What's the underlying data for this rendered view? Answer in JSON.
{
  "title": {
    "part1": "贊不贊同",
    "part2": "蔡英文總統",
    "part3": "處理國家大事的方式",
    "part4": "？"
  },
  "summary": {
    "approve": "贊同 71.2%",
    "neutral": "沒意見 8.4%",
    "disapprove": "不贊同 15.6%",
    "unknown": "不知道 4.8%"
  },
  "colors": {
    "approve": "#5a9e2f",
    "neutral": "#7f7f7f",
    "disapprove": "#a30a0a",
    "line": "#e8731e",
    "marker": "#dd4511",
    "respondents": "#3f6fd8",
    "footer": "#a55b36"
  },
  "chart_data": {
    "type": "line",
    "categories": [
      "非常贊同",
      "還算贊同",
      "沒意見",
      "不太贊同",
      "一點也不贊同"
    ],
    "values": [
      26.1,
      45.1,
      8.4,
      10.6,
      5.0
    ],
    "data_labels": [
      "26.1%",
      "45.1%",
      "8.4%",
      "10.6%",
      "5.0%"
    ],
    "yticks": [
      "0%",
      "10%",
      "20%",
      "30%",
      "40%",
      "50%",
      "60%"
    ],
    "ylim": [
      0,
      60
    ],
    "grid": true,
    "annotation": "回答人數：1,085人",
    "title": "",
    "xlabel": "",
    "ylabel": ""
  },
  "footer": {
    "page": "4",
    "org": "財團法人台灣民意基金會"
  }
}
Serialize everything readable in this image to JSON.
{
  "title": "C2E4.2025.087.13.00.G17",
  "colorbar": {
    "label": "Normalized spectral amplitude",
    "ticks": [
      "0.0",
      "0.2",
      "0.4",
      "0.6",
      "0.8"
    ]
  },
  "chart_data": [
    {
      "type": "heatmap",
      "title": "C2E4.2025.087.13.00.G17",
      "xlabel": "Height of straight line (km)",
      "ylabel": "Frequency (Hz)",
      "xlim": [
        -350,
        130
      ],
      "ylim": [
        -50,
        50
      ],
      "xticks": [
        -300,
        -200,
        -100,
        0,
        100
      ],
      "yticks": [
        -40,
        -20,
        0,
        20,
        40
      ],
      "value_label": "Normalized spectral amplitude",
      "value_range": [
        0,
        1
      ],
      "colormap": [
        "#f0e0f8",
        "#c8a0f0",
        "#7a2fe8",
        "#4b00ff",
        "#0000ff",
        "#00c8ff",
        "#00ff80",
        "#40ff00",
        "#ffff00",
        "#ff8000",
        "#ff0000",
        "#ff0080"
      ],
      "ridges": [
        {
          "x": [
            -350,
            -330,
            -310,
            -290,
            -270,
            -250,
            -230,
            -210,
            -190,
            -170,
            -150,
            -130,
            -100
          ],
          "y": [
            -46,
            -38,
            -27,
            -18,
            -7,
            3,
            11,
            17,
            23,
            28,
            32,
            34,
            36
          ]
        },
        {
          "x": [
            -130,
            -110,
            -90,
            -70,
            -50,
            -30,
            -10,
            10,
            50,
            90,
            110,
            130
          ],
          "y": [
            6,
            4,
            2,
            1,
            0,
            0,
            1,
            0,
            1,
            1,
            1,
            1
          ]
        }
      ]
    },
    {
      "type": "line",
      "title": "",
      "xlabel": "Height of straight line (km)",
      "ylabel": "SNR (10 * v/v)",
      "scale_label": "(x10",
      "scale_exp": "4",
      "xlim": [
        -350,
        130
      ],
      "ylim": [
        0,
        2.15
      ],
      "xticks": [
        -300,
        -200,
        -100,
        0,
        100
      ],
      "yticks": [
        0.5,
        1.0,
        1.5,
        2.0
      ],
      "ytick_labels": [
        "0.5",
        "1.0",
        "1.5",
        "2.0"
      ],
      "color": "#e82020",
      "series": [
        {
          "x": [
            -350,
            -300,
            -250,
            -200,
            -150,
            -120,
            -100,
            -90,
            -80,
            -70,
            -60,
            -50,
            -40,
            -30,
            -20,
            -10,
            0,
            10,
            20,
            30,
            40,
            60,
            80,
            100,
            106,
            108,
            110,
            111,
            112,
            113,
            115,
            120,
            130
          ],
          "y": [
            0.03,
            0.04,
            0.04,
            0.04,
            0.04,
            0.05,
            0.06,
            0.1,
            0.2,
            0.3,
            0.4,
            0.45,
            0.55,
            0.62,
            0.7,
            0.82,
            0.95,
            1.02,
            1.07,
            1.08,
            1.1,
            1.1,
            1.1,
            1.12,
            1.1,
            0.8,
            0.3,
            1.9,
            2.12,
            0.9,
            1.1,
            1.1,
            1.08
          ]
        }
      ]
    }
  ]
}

# # # # #

Identify which lines contain the word "title" and copy each one.

  "title": {
    "title": "",
  "title": "C2E4.2025.087.13.00.G17",
      "title": "C2E4.2025.087.13.00.G17",
      "title": "",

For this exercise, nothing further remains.